» Activity:
In the rotifer feeding study below, which microalga gave the lowest population growth rate and fecundity in rotifers?

Rotifers are valuable live-food for the aquaculture of larval fish and crustaceans, specifically; Brachionus plicatilis is routinely used in marine aquaculture, being fed to more than 60 marine finfish and 18 crustaceans' species. In this study, rotifers B. plicatilis were used at a density of 10 individual per ml and kept in optimum culture conditions (temperature 24±2˚C, salinity 34±2 ppt and illumination of 750 lux for 24h). Four microalgae species; Nannochloropsis oculata, Chaetoceros calcitrans, Tetraselmis suecica and Dunaliella salina were used as feed for rotifer to evaluate the growth rate, fecundity, filtration and ingestion rate of rotifer. This study was divided into two experiments, in the first experiment, unialgal previews species was used as feed for rotifer, each at density (15 x 10 5 cell /ml). In the second experiment, a mixing of N. oculata (7.5 x 10 5 cell/ml) and each of the rest of algal species, each of them at density (7.5 x 10 5 cell/ml). The highest population growth rate (27 Ind. /ml) and fecundity (2 egg/female) of rotifers were noticed in rotifer fed on immotile species N. oculata, and the lowest population growth rate (12 Ind. /ml) and fecundity (0.8 egg / females) were in rotifer fed on motile species T. suecica. The highest filtration (0.0547817 ml/Ind./h) and ingestion rate (99516 cells/ Ind. /h) were observed in rotifer fed on T. suecica, and the lowest filtration (0.0155064 ml/Ind./h) and ingestion rate (10402 cells/ Ind. /h) were in rotifer fed on N. oculata. The result of the present study indicated that the population growth rate and fecundity of rotifer were higher when fed with small algal-cell. On the other hand, the filtration and ingestion rate of rotifer were higher when fed with large algal-cell. The main conclusion of this study indicated that the immotile and small algal species N. oculata is considered the best algal species can improve the rotifer production for marine fish hatcheries.

» Data under study:
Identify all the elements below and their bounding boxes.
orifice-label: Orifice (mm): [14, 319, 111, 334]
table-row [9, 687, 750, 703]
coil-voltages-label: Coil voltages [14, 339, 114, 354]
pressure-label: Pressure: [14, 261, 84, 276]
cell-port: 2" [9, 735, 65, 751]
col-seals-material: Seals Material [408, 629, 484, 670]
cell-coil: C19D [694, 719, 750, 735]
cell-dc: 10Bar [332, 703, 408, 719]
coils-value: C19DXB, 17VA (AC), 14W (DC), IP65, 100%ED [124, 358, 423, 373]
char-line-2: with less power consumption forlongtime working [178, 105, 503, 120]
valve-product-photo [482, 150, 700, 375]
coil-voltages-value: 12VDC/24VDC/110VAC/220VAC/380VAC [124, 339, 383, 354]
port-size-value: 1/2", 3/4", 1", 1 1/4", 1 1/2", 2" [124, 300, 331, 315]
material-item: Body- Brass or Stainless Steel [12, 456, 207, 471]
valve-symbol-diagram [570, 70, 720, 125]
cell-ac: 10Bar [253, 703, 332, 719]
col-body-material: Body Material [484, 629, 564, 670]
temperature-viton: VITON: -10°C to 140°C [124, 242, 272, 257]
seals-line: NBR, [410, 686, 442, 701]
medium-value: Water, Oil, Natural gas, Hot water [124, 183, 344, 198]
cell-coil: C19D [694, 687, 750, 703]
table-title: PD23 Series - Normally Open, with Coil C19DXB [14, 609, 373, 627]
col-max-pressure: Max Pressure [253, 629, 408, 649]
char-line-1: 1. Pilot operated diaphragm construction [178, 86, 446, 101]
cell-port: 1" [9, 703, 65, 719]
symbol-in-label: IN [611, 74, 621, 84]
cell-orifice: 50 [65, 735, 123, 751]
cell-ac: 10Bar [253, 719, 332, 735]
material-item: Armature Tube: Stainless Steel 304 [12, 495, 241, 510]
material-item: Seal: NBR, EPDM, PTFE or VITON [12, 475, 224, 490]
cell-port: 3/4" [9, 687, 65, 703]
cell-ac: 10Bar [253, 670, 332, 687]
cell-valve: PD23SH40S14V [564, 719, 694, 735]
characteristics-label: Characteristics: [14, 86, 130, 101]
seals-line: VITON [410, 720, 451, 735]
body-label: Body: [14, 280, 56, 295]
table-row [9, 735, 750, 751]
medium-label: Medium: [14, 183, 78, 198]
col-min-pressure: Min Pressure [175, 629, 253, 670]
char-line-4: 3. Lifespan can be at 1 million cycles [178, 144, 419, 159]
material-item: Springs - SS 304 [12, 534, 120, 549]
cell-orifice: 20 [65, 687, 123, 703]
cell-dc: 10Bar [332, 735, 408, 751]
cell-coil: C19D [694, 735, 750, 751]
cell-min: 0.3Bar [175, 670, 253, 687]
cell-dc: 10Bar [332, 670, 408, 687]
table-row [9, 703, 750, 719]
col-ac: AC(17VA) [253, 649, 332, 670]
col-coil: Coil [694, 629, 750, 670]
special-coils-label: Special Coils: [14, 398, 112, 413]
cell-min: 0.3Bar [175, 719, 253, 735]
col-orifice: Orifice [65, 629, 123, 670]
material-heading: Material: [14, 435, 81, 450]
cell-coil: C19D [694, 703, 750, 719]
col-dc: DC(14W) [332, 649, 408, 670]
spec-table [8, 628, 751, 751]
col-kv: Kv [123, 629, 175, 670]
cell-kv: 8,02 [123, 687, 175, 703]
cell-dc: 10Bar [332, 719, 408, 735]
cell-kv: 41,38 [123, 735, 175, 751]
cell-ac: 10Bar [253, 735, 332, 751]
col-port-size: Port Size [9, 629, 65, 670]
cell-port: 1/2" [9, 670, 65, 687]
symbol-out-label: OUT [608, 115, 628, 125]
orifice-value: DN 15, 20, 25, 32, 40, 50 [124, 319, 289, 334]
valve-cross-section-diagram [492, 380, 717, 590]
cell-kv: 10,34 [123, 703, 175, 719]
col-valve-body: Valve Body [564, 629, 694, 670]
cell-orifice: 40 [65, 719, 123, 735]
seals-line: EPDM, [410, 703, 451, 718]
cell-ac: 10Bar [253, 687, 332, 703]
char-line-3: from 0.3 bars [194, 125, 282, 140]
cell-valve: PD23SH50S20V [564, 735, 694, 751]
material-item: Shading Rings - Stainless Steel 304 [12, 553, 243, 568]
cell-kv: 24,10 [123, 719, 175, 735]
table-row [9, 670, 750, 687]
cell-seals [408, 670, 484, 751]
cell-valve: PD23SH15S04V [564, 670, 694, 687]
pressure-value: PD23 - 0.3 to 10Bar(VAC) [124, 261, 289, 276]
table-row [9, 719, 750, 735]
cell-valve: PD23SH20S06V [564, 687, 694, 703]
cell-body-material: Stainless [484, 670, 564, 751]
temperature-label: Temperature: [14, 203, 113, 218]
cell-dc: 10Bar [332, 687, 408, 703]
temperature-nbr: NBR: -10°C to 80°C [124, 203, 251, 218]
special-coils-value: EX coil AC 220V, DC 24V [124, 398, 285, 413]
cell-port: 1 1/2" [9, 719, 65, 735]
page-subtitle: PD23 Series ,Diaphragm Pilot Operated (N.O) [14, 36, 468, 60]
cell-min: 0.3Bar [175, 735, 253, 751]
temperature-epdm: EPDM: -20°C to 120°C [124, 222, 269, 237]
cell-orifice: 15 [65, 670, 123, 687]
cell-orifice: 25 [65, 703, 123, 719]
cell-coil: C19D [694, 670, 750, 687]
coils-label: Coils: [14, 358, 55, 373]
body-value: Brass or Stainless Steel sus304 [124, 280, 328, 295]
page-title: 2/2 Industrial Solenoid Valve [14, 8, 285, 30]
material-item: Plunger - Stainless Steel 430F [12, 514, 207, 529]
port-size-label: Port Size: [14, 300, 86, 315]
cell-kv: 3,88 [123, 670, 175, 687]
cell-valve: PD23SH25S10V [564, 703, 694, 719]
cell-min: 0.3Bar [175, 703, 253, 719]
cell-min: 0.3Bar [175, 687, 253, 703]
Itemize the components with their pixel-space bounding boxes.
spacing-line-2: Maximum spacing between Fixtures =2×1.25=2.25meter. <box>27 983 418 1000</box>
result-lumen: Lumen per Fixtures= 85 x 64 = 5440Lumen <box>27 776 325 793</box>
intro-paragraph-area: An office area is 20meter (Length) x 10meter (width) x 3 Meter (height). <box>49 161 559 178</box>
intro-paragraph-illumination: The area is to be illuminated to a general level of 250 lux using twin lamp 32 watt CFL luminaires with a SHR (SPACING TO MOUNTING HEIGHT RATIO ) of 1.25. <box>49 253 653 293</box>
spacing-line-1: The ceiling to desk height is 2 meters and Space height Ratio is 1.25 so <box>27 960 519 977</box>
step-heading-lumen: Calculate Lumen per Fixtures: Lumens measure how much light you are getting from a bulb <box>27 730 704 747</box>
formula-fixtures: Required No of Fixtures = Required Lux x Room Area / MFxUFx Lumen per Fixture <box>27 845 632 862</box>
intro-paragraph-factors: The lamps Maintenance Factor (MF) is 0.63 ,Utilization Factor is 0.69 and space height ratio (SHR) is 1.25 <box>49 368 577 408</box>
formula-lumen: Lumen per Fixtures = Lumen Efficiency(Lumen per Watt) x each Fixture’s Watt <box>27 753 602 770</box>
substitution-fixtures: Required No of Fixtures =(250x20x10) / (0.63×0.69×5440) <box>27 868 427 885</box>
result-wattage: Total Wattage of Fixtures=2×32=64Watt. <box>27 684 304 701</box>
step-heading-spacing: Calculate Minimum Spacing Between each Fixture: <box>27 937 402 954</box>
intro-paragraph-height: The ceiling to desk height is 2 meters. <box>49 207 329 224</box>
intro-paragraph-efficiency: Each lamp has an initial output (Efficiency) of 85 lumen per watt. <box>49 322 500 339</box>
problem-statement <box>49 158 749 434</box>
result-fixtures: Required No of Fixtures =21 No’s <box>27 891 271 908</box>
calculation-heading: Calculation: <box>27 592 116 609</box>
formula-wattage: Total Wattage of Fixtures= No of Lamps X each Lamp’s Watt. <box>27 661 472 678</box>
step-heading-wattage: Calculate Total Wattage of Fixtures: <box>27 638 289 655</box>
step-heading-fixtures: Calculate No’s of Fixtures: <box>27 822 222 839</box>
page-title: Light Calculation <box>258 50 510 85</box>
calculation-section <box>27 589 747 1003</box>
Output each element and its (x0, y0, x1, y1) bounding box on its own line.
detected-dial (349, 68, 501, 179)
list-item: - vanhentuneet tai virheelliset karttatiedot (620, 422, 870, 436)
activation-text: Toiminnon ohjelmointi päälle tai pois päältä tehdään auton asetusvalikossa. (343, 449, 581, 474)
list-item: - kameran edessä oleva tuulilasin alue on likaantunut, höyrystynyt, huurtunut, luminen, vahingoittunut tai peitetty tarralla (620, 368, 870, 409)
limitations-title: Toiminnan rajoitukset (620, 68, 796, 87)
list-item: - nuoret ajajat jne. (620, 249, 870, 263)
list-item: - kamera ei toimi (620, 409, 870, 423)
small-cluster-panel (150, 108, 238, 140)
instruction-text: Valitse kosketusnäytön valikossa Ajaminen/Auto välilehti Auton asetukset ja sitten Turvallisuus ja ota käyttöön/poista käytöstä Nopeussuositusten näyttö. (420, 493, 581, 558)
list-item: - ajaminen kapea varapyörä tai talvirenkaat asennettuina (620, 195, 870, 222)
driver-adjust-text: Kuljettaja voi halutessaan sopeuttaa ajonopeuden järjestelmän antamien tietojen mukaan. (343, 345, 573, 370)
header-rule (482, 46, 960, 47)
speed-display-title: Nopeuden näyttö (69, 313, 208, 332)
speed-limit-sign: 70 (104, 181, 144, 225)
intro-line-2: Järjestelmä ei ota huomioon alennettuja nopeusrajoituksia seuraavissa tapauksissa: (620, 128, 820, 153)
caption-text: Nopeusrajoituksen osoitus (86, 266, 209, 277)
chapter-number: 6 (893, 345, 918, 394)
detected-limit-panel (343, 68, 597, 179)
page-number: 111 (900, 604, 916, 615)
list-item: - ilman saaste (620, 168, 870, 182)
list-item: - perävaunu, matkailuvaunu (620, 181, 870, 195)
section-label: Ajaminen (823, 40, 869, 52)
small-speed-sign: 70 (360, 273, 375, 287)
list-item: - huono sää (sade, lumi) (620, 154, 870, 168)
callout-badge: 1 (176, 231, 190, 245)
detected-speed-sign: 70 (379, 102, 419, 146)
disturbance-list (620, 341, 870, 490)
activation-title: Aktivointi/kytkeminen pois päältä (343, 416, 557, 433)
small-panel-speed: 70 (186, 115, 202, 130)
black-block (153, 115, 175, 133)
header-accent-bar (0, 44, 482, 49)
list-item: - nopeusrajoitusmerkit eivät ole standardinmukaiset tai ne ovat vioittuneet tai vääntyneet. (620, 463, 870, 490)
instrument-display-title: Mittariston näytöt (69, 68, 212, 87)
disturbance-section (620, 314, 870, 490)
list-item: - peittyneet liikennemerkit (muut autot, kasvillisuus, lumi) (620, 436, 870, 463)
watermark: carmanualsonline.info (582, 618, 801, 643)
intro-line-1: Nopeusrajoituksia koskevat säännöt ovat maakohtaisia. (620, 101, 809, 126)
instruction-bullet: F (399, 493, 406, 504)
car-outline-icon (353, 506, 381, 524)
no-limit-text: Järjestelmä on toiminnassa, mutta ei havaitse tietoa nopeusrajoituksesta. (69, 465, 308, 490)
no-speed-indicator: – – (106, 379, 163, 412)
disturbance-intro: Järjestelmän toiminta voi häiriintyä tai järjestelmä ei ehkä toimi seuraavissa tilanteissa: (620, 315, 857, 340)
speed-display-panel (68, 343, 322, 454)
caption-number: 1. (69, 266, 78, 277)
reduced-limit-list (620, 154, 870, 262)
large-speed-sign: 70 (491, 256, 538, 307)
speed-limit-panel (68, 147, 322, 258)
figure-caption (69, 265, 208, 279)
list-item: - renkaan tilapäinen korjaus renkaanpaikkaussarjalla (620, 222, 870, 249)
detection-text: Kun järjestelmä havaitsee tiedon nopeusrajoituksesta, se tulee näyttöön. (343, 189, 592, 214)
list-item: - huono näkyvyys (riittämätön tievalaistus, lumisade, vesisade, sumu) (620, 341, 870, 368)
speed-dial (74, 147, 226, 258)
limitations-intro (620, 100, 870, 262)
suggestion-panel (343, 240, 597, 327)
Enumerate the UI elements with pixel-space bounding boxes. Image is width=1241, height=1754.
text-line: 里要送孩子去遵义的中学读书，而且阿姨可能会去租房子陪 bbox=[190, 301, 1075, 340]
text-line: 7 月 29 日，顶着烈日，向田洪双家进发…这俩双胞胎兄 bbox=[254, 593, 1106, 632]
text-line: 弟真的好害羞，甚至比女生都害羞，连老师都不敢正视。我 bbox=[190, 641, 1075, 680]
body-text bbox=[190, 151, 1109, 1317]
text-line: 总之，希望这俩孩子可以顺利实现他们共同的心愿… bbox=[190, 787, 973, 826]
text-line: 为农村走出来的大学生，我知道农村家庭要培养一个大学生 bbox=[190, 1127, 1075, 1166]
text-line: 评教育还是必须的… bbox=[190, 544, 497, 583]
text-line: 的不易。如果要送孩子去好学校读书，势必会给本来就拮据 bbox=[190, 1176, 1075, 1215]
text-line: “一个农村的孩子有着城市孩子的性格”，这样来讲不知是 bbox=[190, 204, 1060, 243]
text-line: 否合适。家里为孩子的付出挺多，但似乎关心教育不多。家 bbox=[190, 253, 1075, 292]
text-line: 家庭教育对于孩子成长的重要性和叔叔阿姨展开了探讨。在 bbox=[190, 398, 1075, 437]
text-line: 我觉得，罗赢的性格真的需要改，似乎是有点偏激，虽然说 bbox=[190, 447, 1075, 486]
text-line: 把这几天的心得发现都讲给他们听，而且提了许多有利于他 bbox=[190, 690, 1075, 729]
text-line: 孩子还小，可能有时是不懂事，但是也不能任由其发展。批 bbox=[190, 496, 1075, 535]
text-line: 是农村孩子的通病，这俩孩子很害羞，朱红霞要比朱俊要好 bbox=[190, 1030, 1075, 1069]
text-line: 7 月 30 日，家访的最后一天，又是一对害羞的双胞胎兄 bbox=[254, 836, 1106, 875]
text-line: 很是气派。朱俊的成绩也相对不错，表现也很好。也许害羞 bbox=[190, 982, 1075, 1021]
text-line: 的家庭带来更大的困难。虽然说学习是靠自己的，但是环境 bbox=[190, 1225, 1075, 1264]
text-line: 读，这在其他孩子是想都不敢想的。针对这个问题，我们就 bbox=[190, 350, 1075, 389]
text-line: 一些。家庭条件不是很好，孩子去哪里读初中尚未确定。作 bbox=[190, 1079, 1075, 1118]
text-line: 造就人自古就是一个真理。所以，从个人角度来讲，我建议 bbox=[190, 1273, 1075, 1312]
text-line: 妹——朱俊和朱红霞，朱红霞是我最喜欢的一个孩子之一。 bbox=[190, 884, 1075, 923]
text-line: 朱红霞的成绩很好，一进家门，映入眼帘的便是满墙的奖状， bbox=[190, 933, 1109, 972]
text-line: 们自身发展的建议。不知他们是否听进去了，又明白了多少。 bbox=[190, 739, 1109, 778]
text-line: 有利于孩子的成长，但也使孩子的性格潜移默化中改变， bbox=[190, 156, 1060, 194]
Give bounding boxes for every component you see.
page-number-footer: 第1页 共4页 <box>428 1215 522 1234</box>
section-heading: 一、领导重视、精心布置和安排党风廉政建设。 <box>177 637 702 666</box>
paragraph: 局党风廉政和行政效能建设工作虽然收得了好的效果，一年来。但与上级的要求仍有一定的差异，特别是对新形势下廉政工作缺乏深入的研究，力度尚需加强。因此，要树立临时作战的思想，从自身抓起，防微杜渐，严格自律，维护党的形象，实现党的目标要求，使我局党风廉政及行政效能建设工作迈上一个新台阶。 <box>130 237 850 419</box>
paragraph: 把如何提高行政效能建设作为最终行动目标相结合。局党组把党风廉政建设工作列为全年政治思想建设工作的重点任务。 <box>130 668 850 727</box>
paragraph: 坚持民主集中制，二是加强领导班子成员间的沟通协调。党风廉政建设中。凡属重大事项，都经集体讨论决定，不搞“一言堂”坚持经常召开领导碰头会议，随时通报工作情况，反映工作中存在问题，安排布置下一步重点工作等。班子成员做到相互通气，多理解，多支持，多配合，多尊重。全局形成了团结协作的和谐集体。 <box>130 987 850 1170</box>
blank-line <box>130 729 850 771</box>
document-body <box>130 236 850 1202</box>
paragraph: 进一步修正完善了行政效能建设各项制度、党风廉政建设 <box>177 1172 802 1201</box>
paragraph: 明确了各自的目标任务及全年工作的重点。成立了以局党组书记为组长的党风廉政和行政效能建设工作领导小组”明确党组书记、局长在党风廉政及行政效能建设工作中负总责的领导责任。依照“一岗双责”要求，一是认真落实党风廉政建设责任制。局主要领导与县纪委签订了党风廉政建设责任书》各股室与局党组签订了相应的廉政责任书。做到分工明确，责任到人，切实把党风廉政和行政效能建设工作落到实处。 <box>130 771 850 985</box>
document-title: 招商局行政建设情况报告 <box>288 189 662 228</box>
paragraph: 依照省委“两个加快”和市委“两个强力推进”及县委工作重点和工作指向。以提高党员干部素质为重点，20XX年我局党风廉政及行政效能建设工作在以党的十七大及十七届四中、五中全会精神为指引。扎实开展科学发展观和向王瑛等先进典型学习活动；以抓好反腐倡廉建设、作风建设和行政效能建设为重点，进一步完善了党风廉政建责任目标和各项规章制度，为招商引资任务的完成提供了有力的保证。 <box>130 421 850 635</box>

» Final answer:
The motile species T. suecica gave the lowest population growth rate (12 Ind./ml) and fecundity (0.8 egg/female).